— Begin —
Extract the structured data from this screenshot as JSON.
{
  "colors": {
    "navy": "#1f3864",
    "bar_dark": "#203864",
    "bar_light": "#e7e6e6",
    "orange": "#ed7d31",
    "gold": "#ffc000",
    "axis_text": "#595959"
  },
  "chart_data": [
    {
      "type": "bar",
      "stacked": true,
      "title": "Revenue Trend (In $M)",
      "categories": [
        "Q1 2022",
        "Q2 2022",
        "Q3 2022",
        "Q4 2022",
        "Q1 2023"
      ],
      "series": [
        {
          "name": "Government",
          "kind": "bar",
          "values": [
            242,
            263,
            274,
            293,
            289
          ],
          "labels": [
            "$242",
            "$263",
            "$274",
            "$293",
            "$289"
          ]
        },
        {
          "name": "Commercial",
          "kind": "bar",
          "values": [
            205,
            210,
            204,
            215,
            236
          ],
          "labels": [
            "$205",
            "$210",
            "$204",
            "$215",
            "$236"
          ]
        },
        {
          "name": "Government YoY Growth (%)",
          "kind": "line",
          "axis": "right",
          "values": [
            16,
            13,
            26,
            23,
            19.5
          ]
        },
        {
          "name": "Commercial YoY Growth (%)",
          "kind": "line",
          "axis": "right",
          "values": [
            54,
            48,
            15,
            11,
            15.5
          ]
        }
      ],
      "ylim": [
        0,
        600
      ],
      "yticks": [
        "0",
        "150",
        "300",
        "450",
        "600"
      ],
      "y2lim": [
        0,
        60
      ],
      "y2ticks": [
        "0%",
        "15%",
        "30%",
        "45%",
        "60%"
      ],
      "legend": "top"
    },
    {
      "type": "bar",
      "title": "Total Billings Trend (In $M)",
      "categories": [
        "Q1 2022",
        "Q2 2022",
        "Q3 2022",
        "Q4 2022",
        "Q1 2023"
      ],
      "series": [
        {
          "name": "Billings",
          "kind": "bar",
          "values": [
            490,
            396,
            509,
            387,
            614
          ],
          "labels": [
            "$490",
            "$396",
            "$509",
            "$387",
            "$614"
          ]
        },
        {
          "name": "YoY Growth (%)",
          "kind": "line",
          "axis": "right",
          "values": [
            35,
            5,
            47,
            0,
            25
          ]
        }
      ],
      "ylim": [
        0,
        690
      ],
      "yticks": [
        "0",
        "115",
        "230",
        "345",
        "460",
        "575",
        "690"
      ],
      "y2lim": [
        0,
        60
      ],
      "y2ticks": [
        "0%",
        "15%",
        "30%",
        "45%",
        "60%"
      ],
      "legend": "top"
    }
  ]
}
— End —
§ STATED GOAL: Extract all of the data above without altering anything.

§ REPLY TO THE TASK:
Extract the structured data from this screenshot as JSON.
{
  "colors": {
    "navy": "#1f3864",
    "bar_dark": "#203864",
    "bar_light": "#e7e6e6",
    "orange": "#ed7d31",
    "gold": "#ffc000",
    "axis_text": "#595959"
  },
  "chart_data": [
    {
      "type": "bar",
      "stacked": true,
      "title": "Revenue Trend (In $M)",
      "categories": [
        "Q1 2022",
        "Q2 2022",
        "Q3 2022",
        "Q4 2022",
        "Q1 2023"
      ],
      "series": [
        {
          "name": "Government",
          "kind": "bar",
          "values": [
            242,
            263,
            274,
            293,
            289
          ],
          "labels": [
            "$242",
            "$263",
            "$274",
            "$293",
            "$289"
          ]
        },
        {
          "name": "Commercial",
          "kind": "bar",
          "values": [
            205,
            210,
            204,
            215,
            236
          ],
          "labels": [
            "$205",
            "$210",
            "$204",
            "$215",
            "$236"
          ]
        },
        {
          "name": "Government YoY Growth (%)",
          "kind": "line",
          "axis": "right",
          "values": [
            16,
            13,
            26,
            23,
            19.5
          ]
        },
        {
          "name": "Commercial YoY Growth (%)",
          "kind": "line",
          "axis": "right",
          "values": [
            54,
            48,
            15,
            11,
            15.5
          ]
        }
      ],
      "ylim": [
        0,
        600
      ],
      "yticks": [
        "0",
        "150",
        "300",
        "450",
        "600"
      ],
      "y2lim": [
        0,
        60
      ],
      "y2ticks": [
        "0%",
        "15%",
        "30%",
        "45%",
        "60%"
      ],
      "legend": "top"
    },
    {
      "type": "bar",
      "title": "Total Billings Trend (In $M)",
      "categories": [
        "Q1 2022",
        "Q2 2022",
        "Q3 2022",
        "Q4 2022",
        "Q1 2023"
      ],
      "series": [
        {
          "name": "Billings",
          "kind": "bar",
          "values": [
            490,
            396,
            509,
            387,
            614
          ],
          "labels": [
            "$490",
            "$396",
            "$509",
            "$387",
            "$614"
          ]
        },
        {
          "name": "YoY Growth (%)",
          "kind": "line",
          "axis": "right",
          "values": [
            35,
            5,
            47,
            0,
            25
          ]
        }
      ],
      "ylim": [
        0,
        690
      ],
      "yticks": [
        "0",
        "115",
        "230",
        "345",
        "460",
        "575",
        "690"
      ],
      "y2lim": [
        0,
        60
      ],
      "y2ticks": [
        "0%",
        "15%",
        "30%",
        "45%",
        "60%"
      ],
      "legend": "top"
    }
  ]
}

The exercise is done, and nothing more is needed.